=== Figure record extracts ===
## START
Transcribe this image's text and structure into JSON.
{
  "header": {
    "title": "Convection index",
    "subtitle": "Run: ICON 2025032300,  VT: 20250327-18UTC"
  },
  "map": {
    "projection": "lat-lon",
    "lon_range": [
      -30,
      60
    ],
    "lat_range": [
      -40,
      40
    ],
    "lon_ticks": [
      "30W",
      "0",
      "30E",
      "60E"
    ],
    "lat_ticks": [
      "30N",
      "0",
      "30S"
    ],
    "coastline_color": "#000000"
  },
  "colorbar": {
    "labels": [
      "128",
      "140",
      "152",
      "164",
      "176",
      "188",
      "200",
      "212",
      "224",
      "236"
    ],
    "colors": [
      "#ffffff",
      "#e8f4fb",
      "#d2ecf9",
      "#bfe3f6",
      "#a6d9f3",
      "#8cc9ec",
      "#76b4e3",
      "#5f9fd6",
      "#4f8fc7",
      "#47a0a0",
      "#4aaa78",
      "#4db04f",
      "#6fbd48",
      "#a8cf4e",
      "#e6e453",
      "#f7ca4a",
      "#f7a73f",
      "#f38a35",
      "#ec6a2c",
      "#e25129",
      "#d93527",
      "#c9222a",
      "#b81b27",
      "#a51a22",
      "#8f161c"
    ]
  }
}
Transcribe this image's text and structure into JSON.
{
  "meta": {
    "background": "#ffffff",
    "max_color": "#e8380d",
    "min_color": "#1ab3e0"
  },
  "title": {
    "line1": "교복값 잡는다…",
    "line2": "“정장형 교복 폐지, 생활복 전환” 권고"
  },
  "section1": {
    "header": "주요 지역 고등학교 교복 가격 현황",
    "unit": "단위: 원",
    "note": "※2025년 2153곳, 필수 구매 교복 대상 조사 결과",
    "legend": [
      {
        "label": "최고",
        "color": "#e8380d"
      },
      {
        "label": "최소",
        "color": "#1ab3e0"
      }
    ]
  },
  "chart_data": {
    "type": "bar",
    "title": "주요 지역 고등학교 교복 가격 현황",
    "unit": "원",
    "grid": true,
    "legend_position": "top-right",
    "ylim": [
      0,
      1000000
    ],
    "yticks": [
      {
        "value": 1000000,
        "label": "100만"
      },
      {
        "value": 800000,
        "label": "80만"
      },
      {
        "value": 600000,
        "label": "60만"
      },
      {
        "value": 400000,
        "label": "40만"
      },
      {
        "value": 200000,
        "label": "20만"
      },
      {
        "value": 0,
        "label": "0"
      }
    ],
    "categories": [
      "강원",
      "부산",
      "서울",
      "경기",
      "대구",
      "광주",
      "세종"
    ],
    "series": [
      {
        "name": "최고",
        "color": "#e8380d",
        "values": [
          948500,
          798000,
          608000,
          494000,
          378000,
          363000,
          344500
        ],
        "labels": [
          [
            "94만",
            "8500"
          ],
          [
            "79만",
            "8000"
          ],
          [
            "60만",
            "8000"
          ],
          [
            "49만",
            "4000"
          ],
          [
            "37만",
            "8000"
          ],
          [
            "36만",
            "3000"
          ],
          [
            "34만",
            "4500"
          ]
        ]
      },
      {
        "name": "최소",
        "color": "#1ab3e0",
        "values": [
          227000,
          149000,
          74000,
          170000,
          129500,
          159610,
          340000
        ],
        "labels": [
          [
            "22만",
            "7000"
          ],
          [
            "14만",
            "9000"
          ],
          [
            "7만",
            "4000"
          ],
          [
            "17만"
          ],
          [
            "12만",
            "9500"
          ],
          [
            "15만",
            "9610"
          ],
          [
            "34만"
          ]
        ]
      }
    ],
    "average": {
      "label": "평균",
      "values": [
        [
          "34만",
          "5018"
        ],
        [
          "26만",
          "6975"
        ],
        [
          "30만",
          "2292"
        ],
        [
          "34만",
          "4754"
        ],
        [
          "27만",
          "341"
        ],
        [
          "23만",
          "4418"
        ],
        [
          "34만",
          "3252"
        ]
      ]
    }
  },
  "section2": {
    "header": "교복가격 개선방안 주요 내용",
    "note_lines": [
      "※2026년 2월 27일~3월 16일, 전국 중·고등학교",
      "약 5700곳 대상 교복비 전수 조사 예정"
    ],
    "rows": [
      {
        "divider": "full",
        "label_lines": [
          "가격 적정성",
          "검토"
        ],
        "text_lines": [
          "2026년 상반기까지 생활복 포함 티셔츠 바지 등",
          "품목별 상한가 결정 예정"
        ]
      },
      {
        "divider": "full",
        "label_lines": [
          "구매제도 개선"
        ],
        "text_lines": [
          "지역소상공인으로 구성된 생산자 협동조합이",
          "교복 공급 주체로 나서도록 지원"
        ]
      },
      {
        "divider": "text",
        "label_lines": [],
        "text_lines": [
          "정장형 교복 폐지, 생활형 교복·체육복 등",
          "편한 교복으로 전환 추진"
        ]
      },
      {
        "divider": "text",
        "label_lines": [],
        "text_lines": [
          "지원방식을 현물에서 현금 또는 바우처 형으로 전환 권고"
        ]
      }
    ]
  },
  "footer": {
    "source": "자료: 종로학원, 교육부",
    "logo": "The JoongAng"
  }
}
## END
=== REQUIRED WORK ===
Give the listing again, word for word.

=== FINISHED ANSWER ===
Transcribe this image's text and structure into JSON.
{
  "header": {
    "title": "Convection index",
    "subtitle": "Run: ICON 2025032300,  VT: 20250327-18UTC"
  },
  "map": {
    "projection": "lat-lon",
    "lon_range": [
      -30,
      60
    ],
    "lat_range": [
      -40,
      40
    ],
    "lon_ticks": [
      "30W",
      "0",
      "30E",
      "60E"
    ],
    "lat_ticks": [
      "30N",
      "0",
      "30S"
    ],
    "coastline_color": "#000000"
  },
  "colorbar": {
    "labels": [
      "128",
      "140",
      "152",
      "164",
      "176",
      "188",
      "200",
      "212",
      "224",
      "236"
    ],
    "colors": [
      "#ffffff",
      "#e8f4fb",
      "#d2ecf9",
      "#bfe3f6",
      "#a6d9f3",
      "#8cc9ec",
      "#76b4e3",
      "#5f9fd6",
      "#4f8fc7",
      "#47a0a0",
      "#4aaa78",
      "#4db04f",
      "#6fbd48",
      "#a8cf4e",
      "#e6e453",
      "#f7ca4a",
      "#f7a73f",
      "#f38a35",
      "#ec6a2c",
      "#e25129",
      "#d93527",
      "#c9222a",
      "#b81b27",
      "#a51a22",
      "#8f161c"
    ]
  }
}
Transcribe this image's text and structure into JSON.
{
  "meta": {
    "background": "#ffffff",
    "max_color": "#e8380d",
    "min_color": "#1ab3e0"
  },
  "title": {
    "line1": "교복값 잡는다…",
    "line2": "“정장형 교복 폐지, 생활복 전환” 권고"
  },
  "section1": {
    "header": "주요 지역 고등학교 교복 가격 현황",
    "unit": "단위: 원",
    "note": "※2025년 2153곳, 필수 구매 교복 대상 조사 결과",
    "legend": [
      {
        "label": "최고",
        "color": "#e8380d"
      },
      {
        "label": "최소",
        "color": "#1ab3e0"
      }
    ]
  },
  "chart_data": {
    "type": "bar",
    "title": "주요 지역 고등학교 교복 가격 현황",
    "unit": "원",
    "grid": true,
    "legend_position": "top-right",
    "ylim": [
      0,
      1000000
    ],
    "yticks": [
      {
        "value": 1000000,
        "label": "100만"
      },
      {
        "value": 800000,
        "label": "80만"
      },
      {
        "value": 600000,
        "label": "60만"
      },
      {
        "value": 400000,
        "label": "40만"
      },
      {
        "value": 200000,
        "label": "20만"
      },
      {
        "value": 0,
        "label": "0"
      }
    ],
    "categories": [
      "강원",
      "부산",
      "서울",
      "경기",
      "대구",
      "광주",
      "세종"
    ],
    "series": [
      {
        "name": "최고",
        "color": "#e8380d",
        "values": [
          948500,
          798000,
          608000,
          494000,
          378000,
          363000,
          344500
        ],
        "labels": [
          [
            "94만",
            "8500"
          ],
          [
            "79만",
            "8000"
          ],
          [
            "60만",
            "8000"
          ],
          [
            "49만",
            "4000"
          ],
          [
            "37만",
            "8000"
          ],
          [
            "36만",
            "3000"
          ],
          [
            "34만",
            "4500"
          ]
        ]
      },
      {
        "name": "최소",
        "color": "#1ab3e0",
        "values": [
          227000,
          149000,
          74000,
          170000,
          129500,
          159610,
          340000
        ],
        "labels": [
          [
            "22만",
            "7000"
          ],
          [
            "14만",
            "9000"
          ],
          [
            "7만",
            "4000"
          ],
          [
            "17만"
          ],
          [
            "12만",
            "9500"
          ],
          [
            "15만",
            "9610"
          ],
          [
            "34만"
          ]
        ]
      }
    ],
    "average": {
      "label": "평균",
      "values": [
        [
          "34만",
          "5018"
        ],
        [
          "26만",
          "6975"
        ],
        [
          "30만",
          "2292"
        ],
        [
          "34만",
          "4754"
        ],
        [
          "27만",
          "341"
        ],
        [
          "23만",
          "4418"
        ],
        [
          "34만",
          "3252"
        ]
      ]
    }
  },
  "section2": {
    "header": "교복가격 개선방안 주요 내용",
    "note_lines": [
      "※2026년 2월 27일~3월 16일, 전국 중·고등학교",
      "약 5700곳 대상 교복비 전수 조사 예정"
    ],
    "rows": [
      {
        "divider": "full",
        "label_lines": [
          "가격 적정성",
          "검토"
        ],
        "text_lines": [
          "2026년 상반기까지 생활복 포함 티셔츠 바지 등",
          "품목별 상한가 결정 예정"
        ]
      },
      {
        "divider": "full",
        "label_lines": [
          "구매제도 개선"
        ],
        "text_lines": [
          "지역소상공인으로 구성된 생산자 협동조합이",
          "교복 공급 주체로 나서도록 지원"
        ]
      },
      {
        "divider": "text",
        "label_lines": [],
        "text_lines": [
          "정장형 교복 폐지, 생활형 교복·체육복 등",
          "편한 교복으로 전환 추진"
        ]
      },
      {
        "divider": "text",
        "label_lines": [],
        "text_lines": [
          "지원방식을 현물에서 현금 또는 바우처 형으로 전환 권고"
        ]
      }
    ]
  },
  "footer": {
    "source": "자료: 종로학원, 교육부",
    "logo": "The JoongAng"
  }
}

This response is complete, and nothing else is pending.